Instructions for the task:
Copy each line that contains the word "ylabel".

[Figure content listings]
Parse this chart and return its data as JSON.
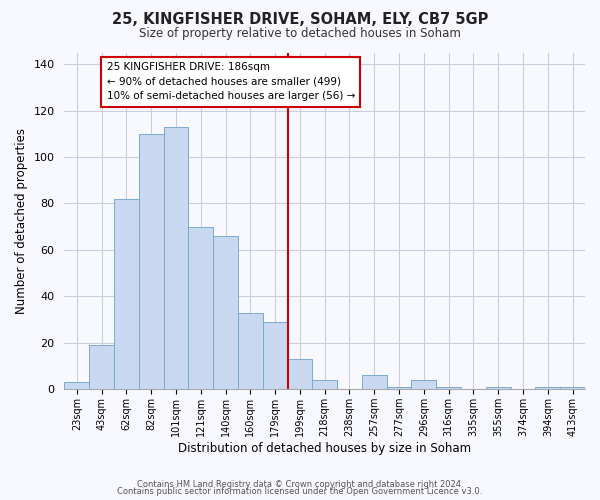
{
  "title": "25, KINGFISHER DRIVE, SOHAM, ELY, CB7 5GP",
  "subtitle": "Size of property relative to detached houses in Soham",
  "xlabel": "Distribution of detached houses by size in Soham",
  "ylabel": "Number of detached properties",
  "bar_labels": [
    "23sqm",
    "43sqm",
    "62sqm",
    "82sqm",
    "101sqm",
    "121sqm",
    "140sqm",
    "160sqm",
    "179sqm",
    "199sqm",
    "218sqm",
    "238sqm",
    "257sqm",
    "277sqm",
    "296sqm",
    "316sqm",
    "335sqm",
    "355sqm",
    "374sqm",
    "394sqm",
    "413sqm"
  ],
  "bar_heights": [
    3,
    19,
    82,
    110,
    113,
    70,
    66,
    33,
    29,
    13,
    4,
    0,
    6,
    1,
    4,
    1,
    0,
    1,
    0,
    1,
    1
  ],
  "bar_color": "#c8d8f0",
  "bar_edge_color": "#7aaad0",
  "vline_x": 8.5,
  "vline_color": "#cc0000",
  "annotation_line1": "25 KINGFISHER DRIVE: 186sqm",
  "annotation_line2": "← 90% of detached houses are smaller (499)",
  "annotation_line3": "10% of semi-detached houses are larger (56) →",
  "annotation_box_color": "#ffffff",
  "annotation_box_edgecolor": "#cc0000",
  "ylim": [
    0,
    145
  ],
  "yticks": [
    0,
    20,
    40,
    60,
    80,
    100,
    120,
    140
  ],
  "footer1": "Contains HM Land Registry data © Crown copyright and database right 2024.",
  "footer2": "Contains public sector information licensed under the Open Government Licence v3.0.",
  "background_color": "#f8f8ff",
  "grid_color": "#ccccdd"
}
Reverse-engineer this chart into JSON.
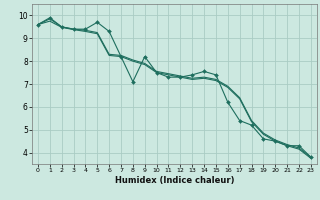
{
  "xlabel": "Humidex (Indice chaleur)",
  "bg_color": "#cce8e0",
  "plot_bg_color": "#cce8e0",
  "grid_color": "#aaccc4",
  "line_color": "#1e6e5e",
  "xlim": [
    -0.5,
    23.5
  ],
  "ylim": [
    3.5,
    10.5
  ],
  "yticks": [
    4,
    5,
    6,
    7,
    8,
    9,
    10
  ],
  "xticks": [
    0,
    1,
    2,
    3,
    4,
    5,
    6,
    7,
    8,
    9,
    10,
    11,
    12,
    13,
    14,
    15,
    16,
    17,
    18,
    19,
    20,
    21,
    22,
    23
  ],
  "line1_x": [
    0,
    1,
    2,
    3,
    4,
    5,
    6,
    7,
    8,
    9,
    10,
    11,
    12,
    13,
    14,
    15,
    16,
    17,
    18,
    19,
    20,
    21,
    22,
    23
  ],
  "line1_y": [
    9.6,
    9.9,
    9.5,
    9.4,
    9.4,
    9.7,
    9.3,
    8.2,
    7.1,
    8.2,
    7.5,
    7.3,
    7.3,
    7.4,
    7.55,
    7.4,
    6.2,
    5.4,
    5.2,
    4.6,
    4.5,
    4.3,
    4.3,
    3.8
  ],
  "line2_x": [
    0,
    1,
    2,
    3,
    4,
    5,
    6,
    7,
    8,
    9,
    10,
    11,
    12,
    13,
    14,
    15,
    16,
    17,
    18,
    19,
    20,
    21,
    22,
    23
  ],
  "line2_y": [
    9.6,
    9.85,
    9.5,
    9.4,
    9.35,
    9.25,
    8.3,
    8.25,
    8.05,
    7.9,
    7.55,
    7.45,
    7.35,
    7.25,
    7.3,
    7.2,
    6.9,
    6.4,
    5.4,
    4.85,
    4.55,
    4.35,
    4.2,
    3.8
  ],
  "line3_x": [
    0,
    1,
    2,
    3,
    4,
    5,
    6,
    7,
    8,
    9,
    10,
    11,
    12,
    13,
    14,
    15,
    16,
    17,
    18,
    19,
    20,
    21,
    22,
    23
  ],
  "line3_y": [
    9.6,
    9.75,
    9.48,
    9.38,
    9.3,
    9.2,
    8.25,
    8.2,
    8.0,
    7.85,
    7.5,
    7.4,
    7.3,
    7.2,
    7.25,
    7.15,
    6.85,
    6.35,
    5.35,
    4.8,
    4.5,
    4.3,
    4.15,
    3.75
  ]
}
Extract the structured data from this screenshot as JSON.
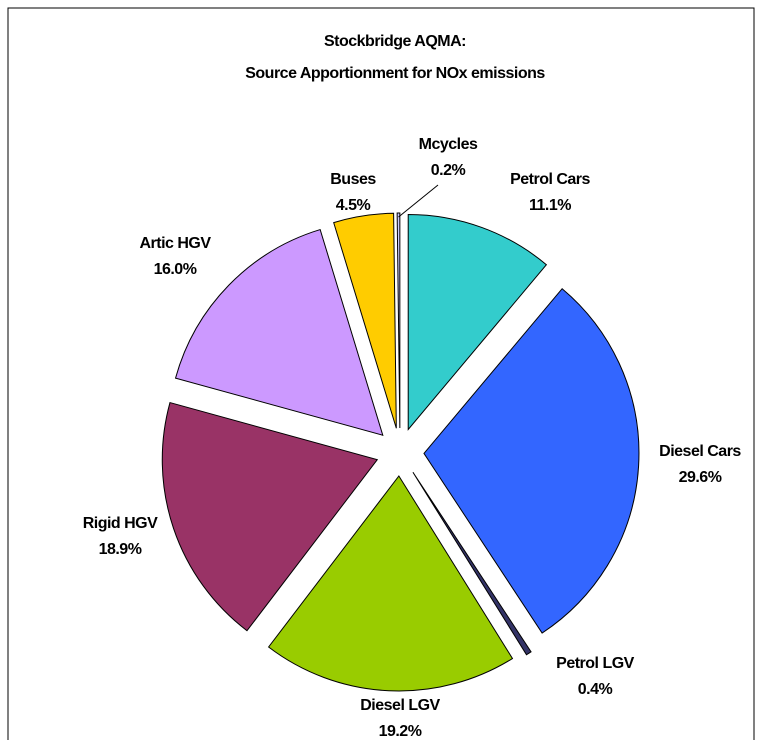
{
  "chart_data": {
    "type": "pie",
    "title": "Stockbridge AQMA:",
    "subtitle": "Source Apportionment for NOx emissions",
    "categories": [
      "Petrol Cars",
      "Diesel Cars",
      "Petrol LGV",
      "Diesel LGV",
      "Rigid HGV",
      "Artic HGV",
      "Buses",
      "Mcycles"
    ],
    "values": [
      11.1,
      29.6,
      0.4,
      19.2,
      18.9,
      16.0,
      4.5,
      0.2
    ],
    "value_labels": [
      "11.1%",
      "29.6%",
      "0.4%",
      "19.2%",
      "18.9%",
      "16.0%",
      "4.5%",
      "0.2%"
    ],
    "colors": [
      "#33cccc",
      "#3366ff",
      "#333366",
      "#99cc00",
      "#993366",
      "#cc99ff",
      "#ffcc00",
      "#ccccff"
    ]
  }
}
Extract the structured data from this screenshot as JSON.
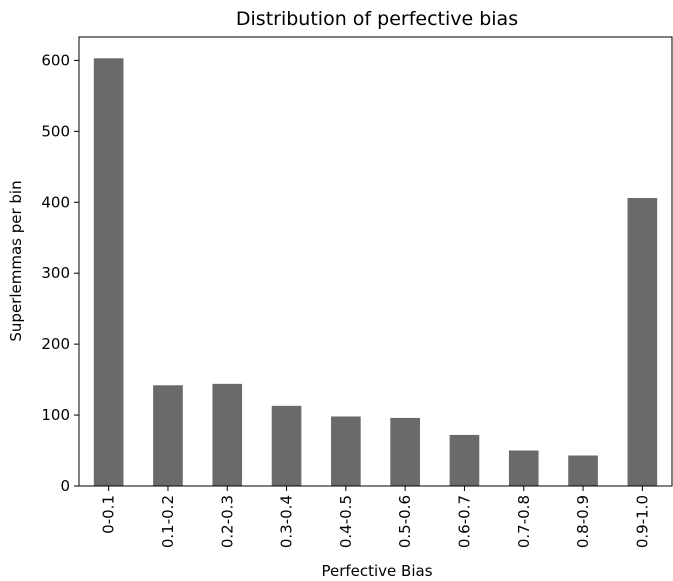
{
  "chart_data": {
    "type": "bar",
    "title": "Distribution of perfective bias",
    "xlabel": "Perfective Bias",
    "ylabel": "Superlemmas per bin",
    "categories": [
      "0-0.1",
      "0.1-0.2",
      "0.2-0.3",
      "0.3-0.4",
      "0.4-0.5",
      "0.5-0.6",
      "0.6-0.7",
      "0.7-0.8",
      "0.8-0.9",
      "0.9-1.0"
    ],
    "values": [
      603,
      142,
      144,
      113,
      98,
      96,
      72,
      50,
      43,
      406
    ],
    "ylim": [
      0,
      633
    ],
    "yticks": [
      0,
      100,
      200,
      300,
      400,
      500,
      600
    ],
    "bar_color": "#6a6a6a",
    "grid": false,
    "legend": false
  }
}
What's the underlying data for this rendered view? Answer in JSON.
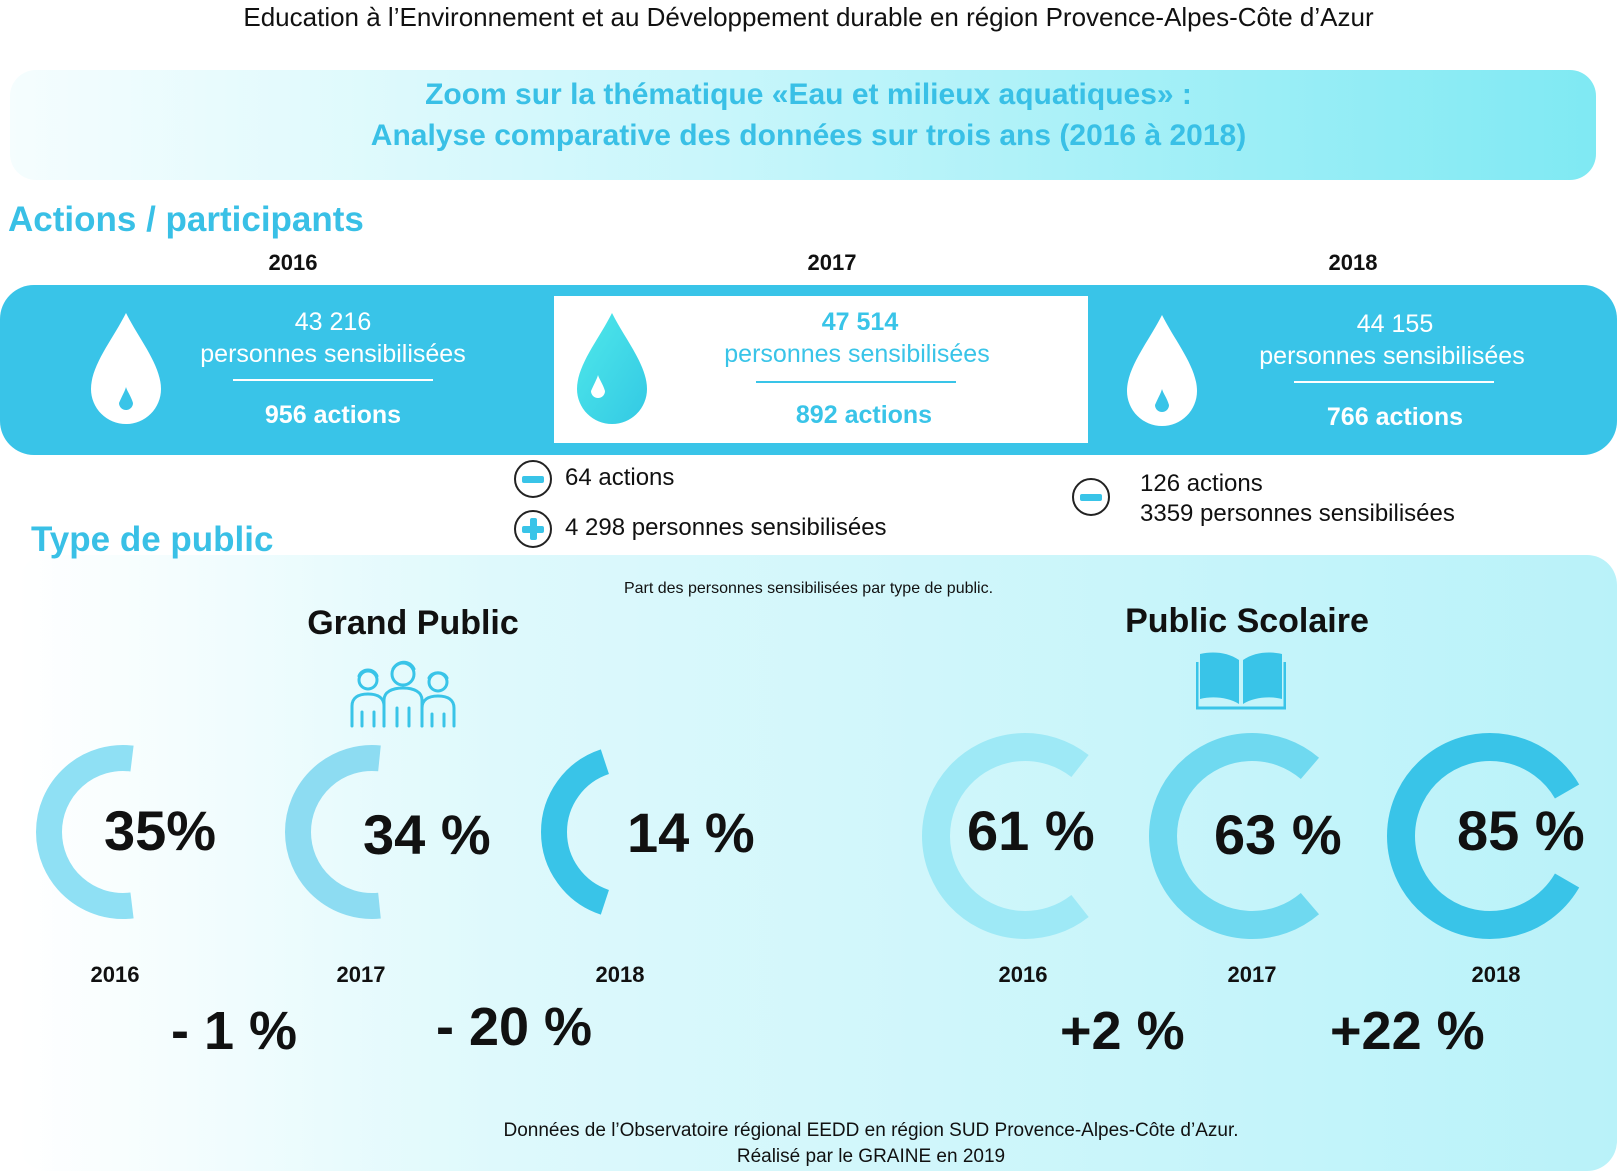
{
  "header": {
    "title": "Education à l’Environnement et au Développement durable en région Provence-Alpes-Côte d’Azur"
  },
  "banner": {
    "line1": "Zoom sur la thématique «Eau et milieux aquatiques» :",
    "line2": "Analyse comparative des données sur trois ans (2016 à 2018)"
  },
  "actions": {
    "section_title": "Actions / participants",
    "years": [
      {
        "year": "2016",
        "people": "43 216",
        "people_label": "personnes sensibilisées",
        "actions": "956 actions"
      },
      {
        "year": "2017",
        "people": "47 514",
        "people_label": "personnes sensibilisées",
        "actions": "892 actions"
      },
      {
        "year": "2018",
        "people": "44 155",
        "people_label": "personnes sensibilisées",
        "actions": "766 actions"
      }
    ],
    "diff_2017": {
      "actions": "64 actions",
      "people": "4 298 personnes sensibilisées"
    },
    "diff_2018": {
      "actions": "126 actions",
      "people": "3359 personnes sensibilisées"
    }
  },
  "public": {
    "section_title": "Type de public",
    "subtitle": "Part des personnes sensibilisées par type de public.",
    "grand_public": {
      "title": "Grand Public",
      "items": [
        {
          "year": "2016",
          "pct_label": "35%",
          "value": 35
        },
        {
          "year": "2017",
          "pct_label": "34 %",
          "value": 34
        },
        {
          "year": "2018",
          "pct_label": "14 %",
          "value": 14
        }
      ],
      "changes": [
        "- 1 %",
        "- 20 %"
      ]
    },
    "public_scolaire": {
      "title": "Public Scolaire",
      "items": [
        {
          "year": "2016",
          "pct_label": "61 %",
          "value": 61
        },
        {
          "year": "2017",
          "pct_label": "63 %",
          "value": 63
        },
        {
          "year": "2018",
          "pct_label": "85 %",
          "value": 85
        }
      ],
      "changes": [
        "+2 %",
        "+22 %"
      ]
    }
  },
  "footer": {
    "line1": "Données de l’Observatoire régional EEDD en région SUD Provence-Alpes-Côte d’Azur.",
    "line2": "Réalisé par le GRAINE en 2019"
  },
  "colors": {
    "accent": "#39c4e8",
    "accent_light": "#8fe4f3",
    "banner_text": "#39c0e6",
    "drop_light": "#4fdde9"
  },
  "icons": [
    "water-drop-icon",
    "minus-icon",
    "plus-icon",
    "people-group-icon",
    "open-book-icon"
  ]
}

Answer:
  "ylabel": "Number of detached properties",
    "ylabel": "Superlemmas per bin",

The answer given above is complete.